Task details: The answer is one number: how many lines in the data below hold "true".

Entries:
--

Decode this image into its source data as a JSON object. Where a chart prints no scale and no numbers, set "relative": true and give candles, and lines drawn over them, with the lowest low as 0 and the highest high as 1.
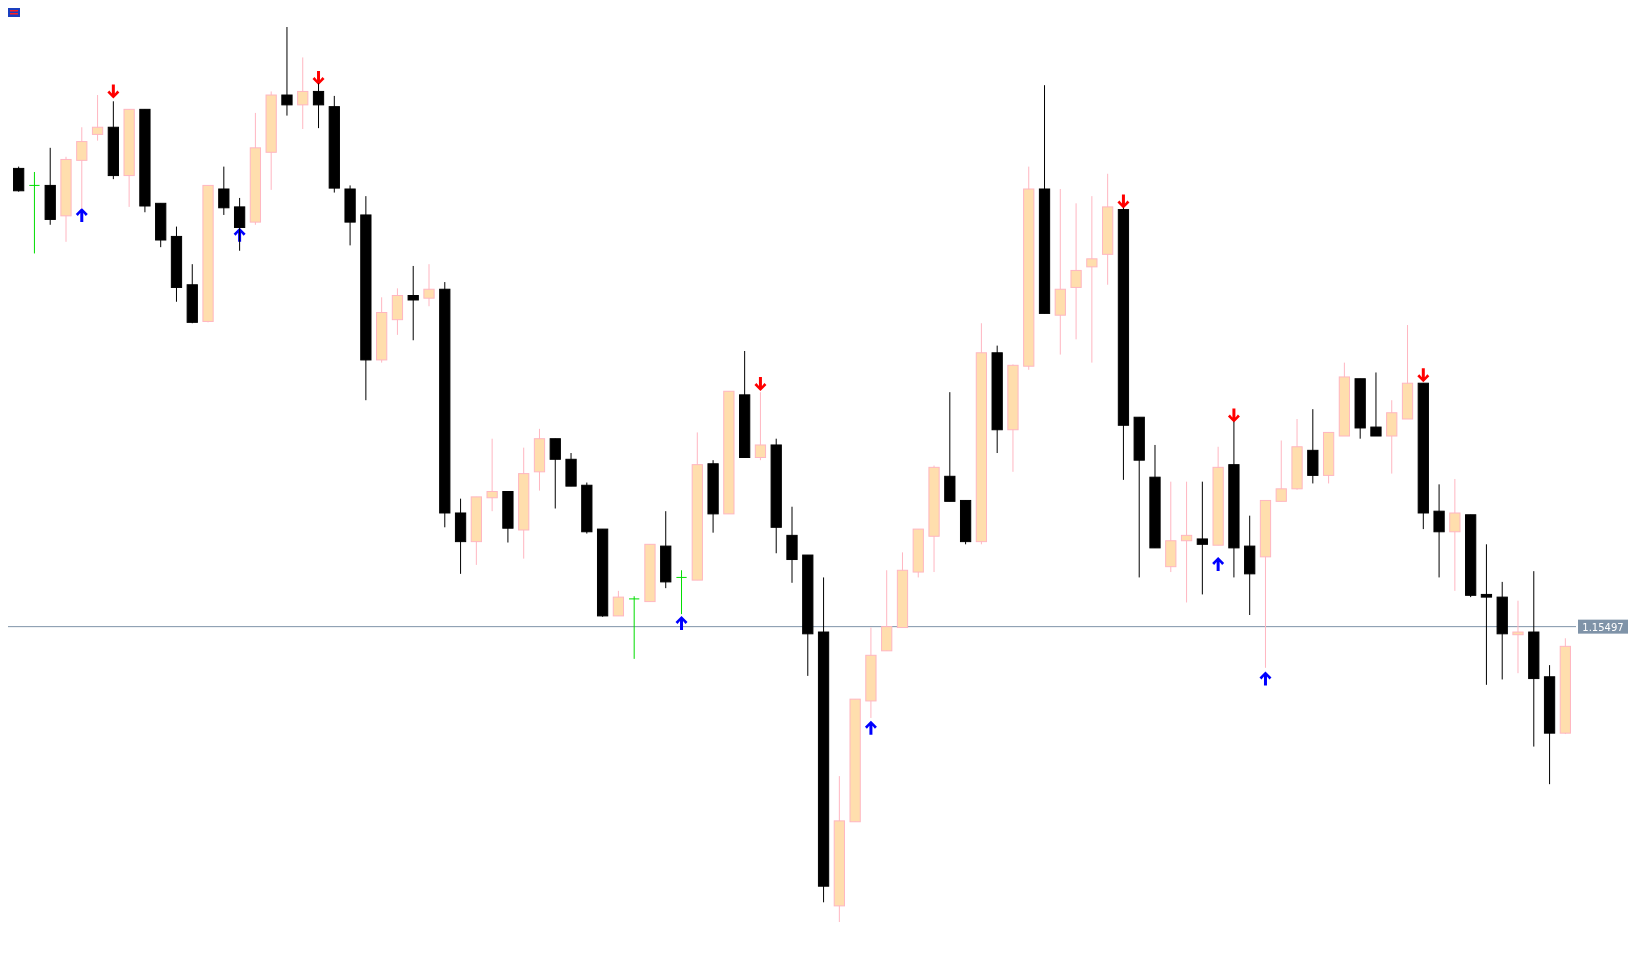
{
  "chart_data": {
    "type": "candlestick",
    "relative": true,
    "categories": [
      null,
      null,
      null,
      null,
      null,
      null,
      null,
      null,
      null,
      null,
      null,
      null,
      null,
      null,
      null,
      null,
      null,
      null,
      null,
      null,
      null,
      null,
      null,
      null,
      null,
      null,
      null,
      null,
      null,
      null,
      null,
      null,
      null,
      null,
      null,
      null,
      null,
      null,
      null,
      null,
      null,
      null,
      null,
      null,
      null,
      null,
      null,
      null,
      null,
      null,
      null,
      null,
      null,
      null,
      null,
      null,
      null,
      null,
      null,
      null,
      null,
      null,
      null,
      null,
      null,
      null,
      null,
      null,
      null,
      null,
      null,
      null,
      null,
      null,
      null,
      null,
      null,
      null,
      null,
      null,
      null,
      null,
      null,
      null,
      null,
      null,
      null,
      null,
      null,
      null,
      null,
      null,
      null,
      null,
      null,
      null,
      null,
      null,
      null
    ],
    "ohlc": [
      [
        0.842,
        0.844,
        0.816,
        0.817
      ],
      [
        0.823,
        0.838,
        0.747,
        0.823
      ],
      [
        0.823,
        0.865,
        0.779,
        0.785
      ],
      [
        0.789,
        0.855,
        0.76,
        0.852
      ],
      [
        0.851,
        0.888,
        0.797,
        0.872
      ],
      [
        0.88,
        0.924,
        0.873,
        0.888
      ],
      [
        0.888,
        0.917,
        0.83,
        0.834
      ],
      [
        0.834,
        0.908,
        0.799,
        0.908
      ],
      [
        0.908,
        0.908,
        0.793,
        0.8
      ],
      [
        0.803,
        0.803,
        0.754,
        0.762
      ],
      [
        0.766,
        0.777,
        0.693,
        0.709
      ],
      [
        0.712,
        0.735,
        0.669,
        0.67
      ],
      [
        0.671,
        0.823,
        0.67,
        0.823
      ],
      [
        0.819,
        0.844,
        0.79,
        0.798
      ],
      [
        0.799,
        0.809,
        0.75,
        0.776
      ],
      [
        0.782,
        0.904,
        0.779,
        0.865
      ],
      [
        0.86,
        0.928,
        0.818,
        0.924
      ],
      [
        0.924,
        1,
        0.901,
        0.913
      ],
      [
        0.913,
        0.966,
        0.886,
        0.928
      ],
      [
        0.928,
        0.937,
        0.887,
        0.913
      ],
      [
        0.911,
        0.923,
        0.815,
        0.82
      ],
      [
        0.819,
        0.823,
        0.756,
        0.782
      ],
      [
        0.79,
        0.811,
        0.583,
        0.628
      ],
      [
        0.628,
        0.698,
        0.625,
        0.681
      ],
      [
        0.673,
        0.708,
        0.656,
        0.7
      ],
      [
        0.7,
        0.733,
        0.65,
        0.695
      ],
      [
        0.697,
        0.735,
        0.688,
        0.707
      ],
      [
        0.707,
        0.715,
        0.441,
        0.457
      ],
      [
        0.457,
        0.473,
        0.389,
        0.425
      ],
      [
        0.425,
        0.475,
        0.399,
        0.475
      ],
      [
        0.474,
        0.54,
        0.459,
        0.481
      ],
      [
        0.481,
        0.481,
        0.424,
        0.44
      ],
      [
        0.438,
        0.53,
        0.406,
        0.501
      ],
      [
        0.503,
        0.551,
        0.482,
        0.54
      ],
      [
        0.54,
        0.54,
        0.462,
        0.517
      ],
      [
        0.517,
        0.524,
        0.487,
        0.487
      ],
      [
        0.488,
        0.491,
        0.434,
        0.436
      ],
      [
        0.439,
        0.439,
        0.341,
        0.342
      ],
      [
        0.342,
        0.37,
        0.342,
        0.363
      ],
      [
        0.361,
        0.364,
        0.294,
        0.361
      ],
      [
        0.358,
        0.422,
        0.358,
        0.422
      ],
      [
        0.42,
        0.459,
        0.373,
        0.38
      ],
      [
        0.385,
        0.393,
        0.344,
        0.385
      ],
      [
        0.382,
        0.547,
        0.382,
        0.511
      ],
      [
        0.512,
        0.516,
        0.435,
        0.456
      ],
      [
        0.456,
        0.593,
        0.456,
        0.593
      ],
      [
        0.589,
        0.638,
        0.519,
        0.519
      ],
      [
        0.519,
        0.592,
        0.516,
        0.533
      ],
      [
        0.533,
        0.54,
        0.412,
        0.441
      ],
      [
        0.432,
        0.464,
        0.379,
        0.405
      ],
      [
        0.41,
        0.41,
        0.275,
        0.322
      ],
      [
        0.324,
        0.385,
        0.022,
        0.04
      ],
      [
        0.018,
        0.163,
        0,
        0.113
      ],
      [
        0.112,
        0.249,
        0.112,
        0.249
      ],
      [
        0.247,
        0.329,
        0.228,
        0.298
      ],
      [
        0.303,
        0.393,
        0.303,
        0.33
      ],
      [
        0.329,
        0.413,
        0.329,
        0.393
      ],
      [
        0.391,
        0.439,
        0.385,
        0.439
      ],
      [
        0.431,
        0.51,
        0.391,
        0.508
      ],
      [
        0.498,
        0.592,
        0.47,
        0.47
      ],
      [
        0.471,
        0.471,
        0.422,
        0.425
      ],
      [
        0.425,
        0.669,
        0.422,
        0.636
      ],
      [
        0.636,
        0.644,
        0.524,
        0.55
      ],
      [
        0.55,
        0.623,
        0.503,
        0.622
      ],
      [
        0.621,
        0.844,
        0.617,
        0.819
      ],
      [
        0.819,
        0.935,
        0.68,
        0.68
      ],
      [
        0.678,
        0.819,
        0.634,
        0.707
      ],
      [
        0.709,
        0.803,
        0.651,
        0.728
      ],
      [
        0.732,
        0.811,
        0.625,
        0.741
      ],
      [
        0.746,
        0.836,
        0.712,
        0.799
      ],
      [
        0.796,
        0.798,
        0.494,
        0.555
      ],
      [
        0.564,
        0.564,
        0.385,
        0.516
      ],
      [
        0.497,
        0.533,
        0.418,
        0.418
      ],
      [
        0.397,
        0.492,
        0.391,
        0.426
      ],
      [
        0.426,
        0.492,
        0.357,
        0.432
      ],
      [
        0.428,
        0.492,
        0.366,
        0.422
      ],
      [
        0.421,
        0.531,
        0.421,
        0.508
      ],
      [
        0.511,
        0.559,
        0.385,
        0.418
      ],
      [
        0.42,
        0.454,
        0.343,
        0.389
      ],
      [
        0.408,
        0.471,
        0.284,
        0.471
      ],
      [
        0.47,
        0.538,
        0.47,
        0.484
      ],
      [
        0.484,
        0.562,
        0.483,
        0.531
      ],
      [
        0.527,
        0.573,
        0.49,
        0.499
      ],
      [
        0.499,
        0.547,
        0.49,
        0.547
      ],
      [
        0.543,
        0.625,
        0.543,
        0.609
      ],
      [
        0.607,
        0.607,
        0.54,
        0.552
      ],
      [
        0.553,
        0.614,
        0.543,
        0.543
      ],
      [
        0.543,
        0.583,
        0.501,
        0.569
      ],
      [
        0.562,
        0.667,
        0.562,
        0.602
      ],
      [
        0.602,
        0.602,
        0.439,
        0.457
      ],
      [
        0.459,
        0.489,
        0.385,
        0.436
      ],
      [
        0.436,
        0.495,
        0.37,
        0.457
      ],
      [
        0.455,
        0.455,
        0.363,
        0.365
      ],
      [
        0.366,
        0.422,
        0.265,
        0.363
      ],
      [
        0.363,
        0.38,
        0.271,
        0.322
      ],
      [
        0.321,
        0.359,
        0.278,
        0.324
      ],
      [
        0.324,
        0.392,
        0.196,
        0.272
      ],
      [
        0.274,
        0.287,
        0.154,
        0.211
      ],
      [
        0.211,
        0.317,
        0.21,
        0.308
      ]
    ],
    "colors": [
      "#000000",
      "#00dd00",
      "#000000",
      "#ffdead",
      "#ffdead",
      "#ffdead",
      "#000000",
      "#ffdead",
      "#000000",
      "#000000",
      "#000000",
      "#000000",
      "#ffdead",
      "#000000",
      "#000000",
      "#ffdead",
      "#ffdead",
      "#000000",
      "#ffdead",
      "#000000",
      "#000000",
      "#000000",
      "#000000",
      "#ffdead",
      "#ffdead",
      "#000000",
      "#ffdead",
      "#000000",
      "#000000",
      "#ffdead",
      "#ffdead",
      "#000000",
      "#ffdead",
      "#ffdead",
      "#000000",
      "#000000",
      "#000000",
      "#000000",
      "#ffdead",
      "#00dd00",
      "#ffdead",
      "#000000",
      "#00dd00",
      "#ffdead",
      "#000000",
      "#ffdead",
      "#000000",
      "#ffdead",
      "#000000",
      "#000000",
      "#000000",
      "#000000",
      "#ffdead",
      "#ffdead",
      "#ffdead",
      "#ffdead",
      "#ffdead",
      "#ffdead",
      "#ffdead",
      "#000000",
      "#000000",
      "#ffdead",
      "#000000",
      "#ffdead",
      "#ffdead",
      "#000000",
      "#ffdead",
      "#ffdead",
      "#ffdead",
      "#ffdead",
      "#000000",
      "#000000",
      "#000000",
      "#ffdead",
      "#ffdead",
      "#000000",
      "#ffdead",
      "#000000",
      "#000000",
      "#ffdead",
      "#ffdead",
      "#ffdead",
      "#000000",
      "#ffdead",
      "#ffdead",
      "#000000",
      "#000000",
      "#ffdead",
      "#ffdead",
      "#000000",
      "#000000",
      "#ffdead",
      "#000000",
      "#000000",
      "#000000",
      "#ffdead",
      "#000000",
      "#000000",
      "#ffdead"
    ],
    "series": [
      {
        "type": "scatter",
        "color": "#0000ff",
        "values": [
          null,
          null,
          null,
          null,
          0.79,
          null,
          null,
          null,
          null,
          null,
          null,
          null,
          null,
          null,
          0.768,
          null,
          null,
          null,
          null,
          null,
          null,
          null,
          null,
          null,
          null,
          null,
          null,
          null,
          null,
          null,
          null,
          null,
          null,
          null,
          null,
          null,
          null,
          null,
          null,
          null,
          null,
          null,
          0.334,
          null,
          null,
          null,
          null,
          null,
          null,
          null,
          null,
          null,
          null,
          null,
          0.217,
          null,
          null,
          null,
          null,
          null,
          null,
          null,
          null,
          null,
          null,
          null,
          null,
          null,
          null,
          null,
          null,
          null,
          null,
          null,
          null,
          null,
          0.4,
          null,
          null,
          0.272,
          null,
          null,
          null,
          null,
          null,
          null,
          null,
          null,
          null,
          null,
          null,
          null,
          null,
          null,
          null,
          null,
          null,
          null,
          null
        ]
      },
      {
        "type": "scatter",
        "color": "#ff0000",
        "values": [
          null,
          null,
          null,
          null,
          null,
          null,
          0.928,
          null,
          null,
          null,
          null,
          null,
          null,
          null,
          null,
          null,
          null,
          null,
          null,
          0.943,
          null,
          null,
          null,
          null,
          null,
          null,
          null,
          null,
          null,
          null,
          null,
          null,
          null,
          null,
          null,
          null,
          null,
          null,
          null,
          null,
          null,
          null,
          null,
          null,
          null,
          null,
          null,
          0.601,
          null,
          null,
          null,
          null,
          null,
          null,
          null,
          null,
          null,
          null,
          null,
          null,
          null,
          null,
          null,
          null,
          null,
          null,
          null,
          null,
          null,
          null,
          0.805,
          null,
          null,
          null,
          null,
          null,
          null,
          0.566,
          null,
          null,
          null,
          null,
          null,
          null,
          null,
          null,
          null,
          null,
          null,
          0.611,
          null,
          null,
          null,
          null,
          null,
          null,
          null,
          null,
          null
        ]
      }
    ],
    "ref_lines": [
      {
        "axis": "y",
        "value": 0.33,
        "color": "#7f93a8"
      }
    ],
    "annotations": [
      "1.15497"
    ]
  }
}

--

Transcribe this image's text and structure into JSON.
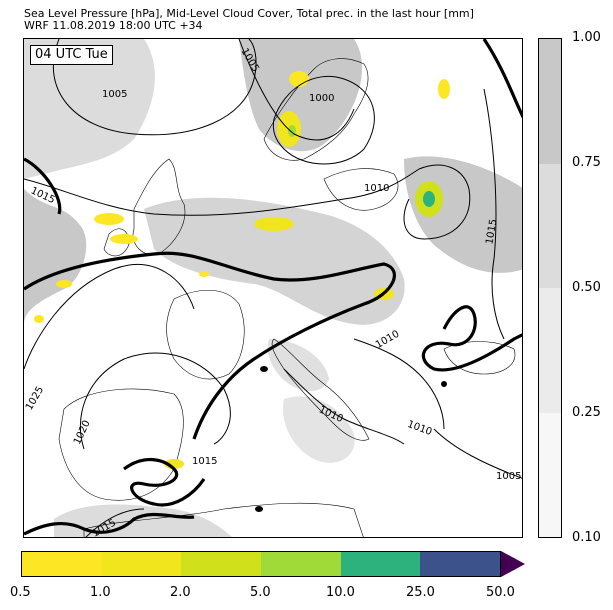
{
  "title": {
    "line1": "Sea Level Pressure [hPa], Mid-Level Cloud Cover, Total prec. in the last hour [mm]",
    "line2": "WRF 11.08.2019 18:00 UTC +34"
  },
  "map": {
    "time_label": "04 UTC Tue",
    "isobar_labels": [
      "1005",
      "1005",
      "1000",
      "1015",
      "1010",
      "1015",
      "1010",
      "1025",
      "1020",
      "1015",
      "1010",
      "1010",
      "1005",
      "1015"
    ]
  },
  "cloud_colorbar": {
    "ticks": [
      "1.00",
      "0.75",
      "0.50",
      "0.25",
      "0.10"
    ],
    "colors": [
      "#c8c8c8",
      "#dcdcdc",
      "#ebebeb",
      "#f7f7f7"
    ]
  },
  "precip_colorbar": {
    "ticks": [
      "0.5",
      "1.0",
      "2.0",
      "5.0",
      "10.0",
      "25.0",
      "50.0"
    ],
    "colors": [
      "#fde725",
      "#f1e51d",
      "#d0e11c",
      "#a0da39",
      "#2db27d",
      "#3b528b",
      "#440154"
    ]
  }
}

--

Complete response: 2